━━━ Provided records
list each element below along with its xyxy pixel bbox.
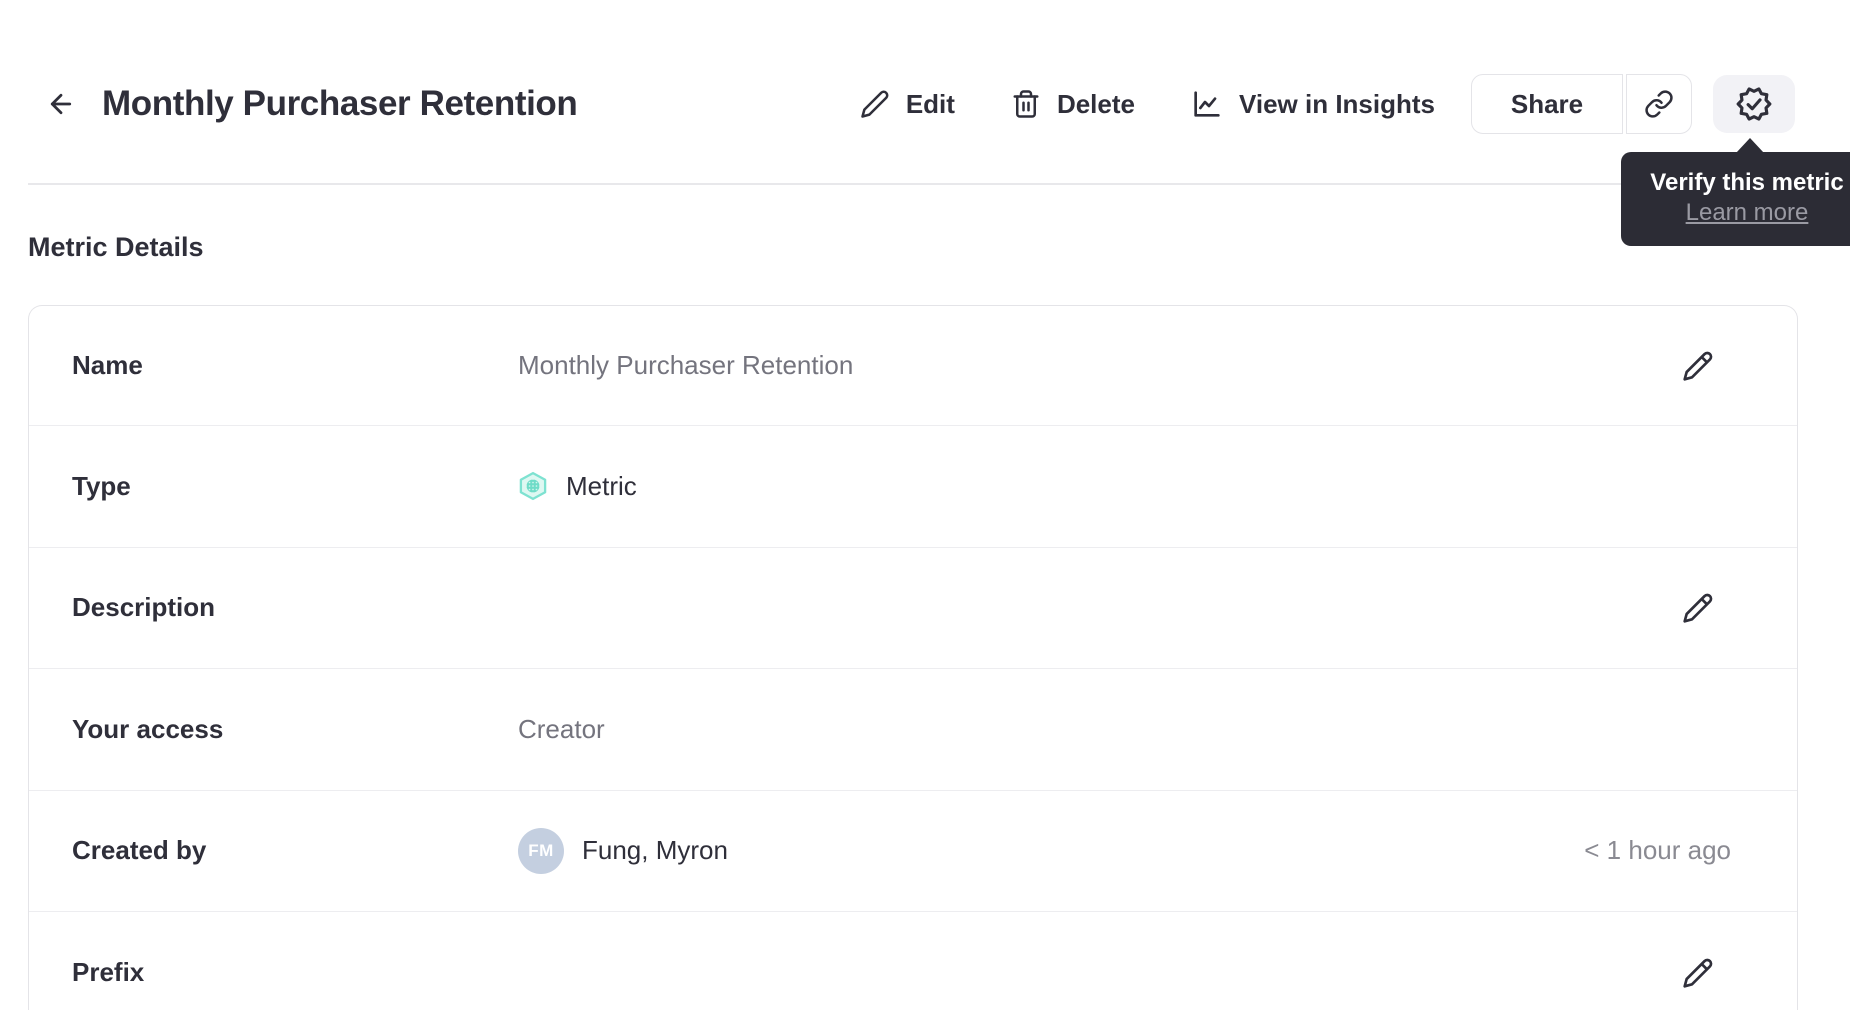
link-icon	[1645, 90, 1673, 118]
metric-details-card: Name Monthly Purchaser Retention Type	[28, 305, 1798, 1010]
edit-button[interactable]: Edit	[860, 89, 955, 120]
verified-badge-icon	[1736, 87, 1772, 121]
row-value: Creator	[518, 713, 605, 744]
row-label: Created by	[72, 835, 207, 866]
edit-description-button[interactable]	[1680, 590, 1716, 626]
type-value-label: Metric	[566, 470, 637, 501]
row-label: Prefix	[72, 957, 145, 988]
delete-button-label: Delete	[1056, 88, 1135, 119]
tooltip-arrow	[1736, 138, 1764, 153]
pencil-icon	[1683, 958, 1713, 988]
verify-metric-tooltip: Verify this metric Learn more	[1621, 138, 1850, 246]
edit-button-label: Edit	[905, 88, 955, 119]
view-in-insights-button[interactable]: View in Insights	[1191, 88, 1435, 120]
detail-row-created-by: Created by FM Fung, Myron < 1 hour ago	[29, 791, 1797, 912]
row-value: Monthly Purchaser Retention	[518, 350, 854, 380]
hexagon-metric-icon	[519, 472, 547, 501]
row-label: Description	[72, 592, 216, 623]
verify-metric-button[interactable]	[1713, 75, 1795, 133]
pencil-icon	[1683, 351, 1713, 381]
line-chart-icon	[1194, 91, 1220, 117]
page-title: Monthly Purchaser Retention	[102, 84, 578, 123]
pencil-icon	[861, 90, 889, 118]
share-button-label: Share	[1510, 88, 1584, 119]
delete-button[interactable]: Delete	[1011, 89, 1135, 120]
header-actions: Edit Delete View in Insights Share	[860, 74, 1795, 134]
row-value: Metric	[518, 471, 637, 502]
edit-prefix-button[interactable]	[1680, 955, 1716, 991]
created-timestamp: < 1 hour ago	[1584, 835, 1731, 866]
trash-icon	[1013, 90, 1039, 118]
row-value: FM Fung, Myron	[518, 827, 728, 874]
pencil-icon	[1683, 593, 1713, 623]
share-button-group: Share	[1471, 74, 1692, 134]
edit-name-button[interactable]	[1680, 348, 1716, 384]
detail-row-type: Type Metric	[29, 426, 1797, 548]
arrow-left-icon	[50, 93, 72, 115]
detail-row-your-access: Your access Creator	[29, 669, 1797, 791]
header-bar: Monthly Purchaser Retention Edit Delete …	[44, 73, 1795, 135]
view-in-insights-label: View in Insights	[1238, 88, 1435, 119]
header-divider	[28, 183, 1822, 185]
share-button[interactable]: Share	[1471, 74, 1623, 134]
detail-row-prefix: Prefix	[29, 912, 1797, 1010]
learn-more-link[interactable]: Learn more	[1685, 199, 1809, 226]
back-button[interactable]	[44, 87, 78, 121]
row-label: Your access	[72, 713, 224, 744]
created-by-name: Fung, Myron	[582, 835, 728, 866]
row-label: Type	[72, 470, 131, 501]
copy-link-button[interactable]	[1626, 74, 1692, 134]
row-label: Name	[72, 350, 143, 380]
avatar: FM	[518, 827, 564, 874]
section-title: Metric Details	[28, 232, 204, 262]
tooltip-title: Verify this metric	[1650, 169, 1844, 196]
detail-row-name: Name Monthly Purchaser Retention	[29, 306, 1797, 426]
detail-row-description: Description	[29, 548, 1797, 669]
━━━━━━
**Given request**
Pull out every line of the entries above verbatim, omitting the picture.

**The output**
list each element below along with its xyxy pixel bbox.
link-icon	[1645, 90, 1673, 118]
metric-details-card: Name Monthly Purchaser Retention Type	[28, 305, 1798, 1010]
edit-button[interactable]: Edit	[860, 89, 955, 120]
verified-badge-icon	[1736, 87, 1772, 121]
row-value: Creator	[518, 713, 605, 744]
row-label: Created by	[72, 835, 207, 866]
edit-description-button[interactable]	[1680, 590, 1716, 626]
type-value-label: Metric	[566, 470, 637, 501]
row-label: Prefix	[72, 957, 145, 988]
delete-button-label: Delete	[1056, 88, 1135, 119]
tooltip-arrow	[1736, 138, 1764, 153]
pencil-icon	[1683, 958, 1713, 988]
verify-metric-tooltip: Verify this metric Learn more	[1621, 138, 1850, 246]
edit-button-label: Edit	[905, 88, 955, 119]
view-in-insights-button[interactable]: View in Insights	[1191, 88, 1435, 120]
detail-row-created-by: Created by FM Fung, Myron < 1 hour ago	[29, 791, 1797, 912]
row-value: Monthly Purchaser Retention	[518, 350, 854, 380]
hexagon-metric-icon	[519, 472, 547, 501]
row-label: Description	[72, 592, 216, 623]
verify-metric-button[interactable]	[1713, 75, 1795, 133]
pencil-icon	[1683, 351, 1713, 381]
line-chart-icon	[1194, 91, 1220, 117]
page-title: Monthly Purchaser Retention	[102, 84, 578, 123]
pencil-icon	[861, 90, 889, 118]
share-button-label: Share	[1510, 88, 1584, 119]
delete-button[interactable]: Delete	[1011, 89, 1135, 120]
header-actions: Edit Delete View in Insights Share	[860, 74, 1795, 134]
row-value: Metric	[518, 471, 637, 502]
edit-prefix-button[interactable]	[1680, 955, 1716, 991]
created-timestamp: < 1 hour ago	[1584, 835, 1731, 866]
trash-icon	[1013, 90, 1039, 118]
row-value: FM Fung, Myron	[518, 827, 728, 874]
pencil-icon	[1683, 593, 1713, 623]
share-button-group: Share	[1471, 74, 1692, 134]
edit-name-button[interactable]	[1680, 348, 1716, 384]
detail-row-type: Type Metric	[29, 426, 1797, 548]
arrow-left-icon	[50, 93, 72, 115]
detail-row-your-access: Your access Creator	[29, 669, 1797, 791]
header-bar: Monthly Purchaser Retention Edit Delete …	[44, 73, 1795, 135]
view-in-insights-label: View in Insights	[1238, 88, 1435, 119]
header-divider	[28, 183, 1822, 185]
share-button[interactable]: Share	[1471, 74, 1623, 134]
detail-row-prefix: Prefix	[29, 912, 1797, 1010]
learn-more-link[interactable]: Learn more	[1685, 199, 1809, 226]
back-button[interactable]	[44, 87, 78, 121]
row-label: Your access	[72, 713, 224, 744]
created-by-name: Fung, Myron	[582, 835, 728, 866]
row-label: Type	[72, 470, 131, 501]
copy-link-button[interactable]	[1626, 74, 1692, 134]
row-label: Name	[72, 350, 143, 380]
avatar: FM	[518, 827, 564, 874]
section-title: Metric Details	[28, 232, 204, 262]
tooltip-title: Verify this metric	[1650, 169, 1844, 196]
detail-row-name: Name Monthly Purchaser Retention	[29, 306, 1797, 426]
detail-row-description: Description	[29, 548, 1797, 669]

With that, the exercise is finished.